> **TASK DETAILS**: For the entries that follow, state how many lines include the word "from", giving the number and nothing else.

Extracted data entries:
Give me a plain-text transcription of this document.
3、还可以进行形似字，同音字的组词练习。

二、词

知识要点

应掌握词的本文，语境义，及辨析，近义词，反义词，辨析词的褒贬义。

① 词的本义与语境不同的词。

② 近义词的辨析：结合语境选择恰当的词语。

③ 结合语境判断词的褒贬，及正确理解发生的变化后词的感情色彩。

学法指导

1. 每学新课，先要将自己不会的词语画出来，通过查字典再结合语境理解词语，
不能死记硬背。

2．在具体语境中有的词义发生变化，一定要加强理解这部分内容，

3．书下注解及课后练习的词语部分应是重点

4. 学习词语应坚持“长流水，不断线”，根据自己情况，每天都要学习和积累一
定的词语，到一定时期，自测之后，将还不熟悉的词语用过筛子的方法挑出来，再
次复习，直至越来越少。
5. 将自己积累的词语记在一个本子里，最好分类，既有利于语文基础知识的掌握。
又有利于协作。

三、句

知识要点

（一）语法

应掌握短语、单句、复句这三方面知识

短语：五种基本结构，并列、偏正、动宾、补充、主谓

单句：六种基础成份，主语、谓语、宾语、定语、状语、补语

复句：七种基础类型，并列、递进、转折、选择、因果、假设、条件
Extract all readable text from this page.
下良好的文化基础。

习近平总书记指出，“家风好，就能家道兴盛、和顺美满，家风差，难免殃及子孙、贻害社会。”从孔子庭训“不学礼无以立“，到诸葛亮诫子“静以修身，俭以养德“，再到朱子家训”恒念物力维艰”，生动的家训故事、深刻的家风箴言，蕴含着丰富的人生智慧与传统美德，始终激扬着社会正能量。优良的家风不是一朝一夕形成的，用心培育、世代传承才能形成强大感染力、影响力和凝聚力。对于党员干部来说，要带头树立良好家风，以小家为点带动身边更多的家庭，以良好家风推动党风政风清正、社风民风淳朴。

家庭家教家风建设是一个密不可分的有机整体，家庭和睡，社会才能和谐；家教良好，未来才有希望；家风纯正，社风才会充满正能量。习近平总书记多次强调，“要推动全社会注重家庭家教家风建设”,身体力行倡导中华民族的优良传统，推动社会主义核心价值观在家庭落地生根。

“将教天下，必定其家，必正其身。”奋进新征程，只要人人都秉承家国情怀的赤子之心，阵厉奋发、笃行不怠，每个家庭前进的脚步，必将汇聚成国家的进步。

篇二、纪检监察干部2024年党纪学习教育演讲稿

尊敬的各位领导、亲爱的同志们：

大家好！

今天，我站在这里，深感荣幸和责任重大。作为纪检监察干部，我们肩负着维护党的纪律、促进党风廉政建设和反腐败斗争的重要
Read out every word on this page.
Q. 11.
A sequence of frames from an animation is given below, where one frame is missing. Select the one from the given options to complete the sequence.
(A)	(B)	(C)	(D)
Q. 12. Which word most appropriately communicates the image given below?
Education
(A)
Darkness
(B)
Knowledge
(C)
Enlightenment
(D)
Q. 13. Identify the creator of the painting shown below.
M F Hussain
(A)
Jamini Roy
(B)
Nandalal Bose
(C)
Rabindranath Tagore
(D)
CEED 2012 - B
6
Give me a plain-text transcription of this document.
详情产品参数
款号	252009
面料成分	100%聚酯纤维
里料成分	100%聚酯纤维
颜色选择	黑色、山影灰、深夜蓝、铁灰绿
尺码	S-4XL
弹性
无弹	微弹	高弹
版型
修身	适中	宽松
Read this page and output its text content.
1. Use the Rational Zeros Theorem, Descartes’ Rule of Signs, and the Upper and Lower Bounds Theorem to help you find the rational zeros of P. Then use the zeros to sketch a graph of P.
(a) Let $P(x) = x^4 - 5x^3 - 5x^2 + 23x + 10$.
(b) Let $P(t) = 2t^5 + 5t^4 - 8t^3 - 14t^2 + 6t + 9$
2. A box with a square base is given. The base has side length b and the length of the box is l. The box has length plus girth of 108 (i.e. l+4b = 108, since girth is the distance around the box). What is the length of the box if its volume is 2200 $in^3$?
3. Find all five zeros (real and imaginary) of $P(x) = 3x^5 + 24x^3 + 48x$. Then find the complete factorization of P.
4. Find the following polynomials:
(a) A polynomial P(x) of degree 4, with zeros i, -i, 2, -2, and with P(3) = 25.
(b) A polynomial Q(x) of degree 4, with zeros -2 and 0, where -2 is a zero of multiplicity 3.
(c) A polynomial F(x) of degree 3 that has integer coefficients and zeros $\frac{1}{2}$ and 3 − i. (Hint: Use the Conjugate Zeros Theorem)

> **RESPONSE BELOW**: 2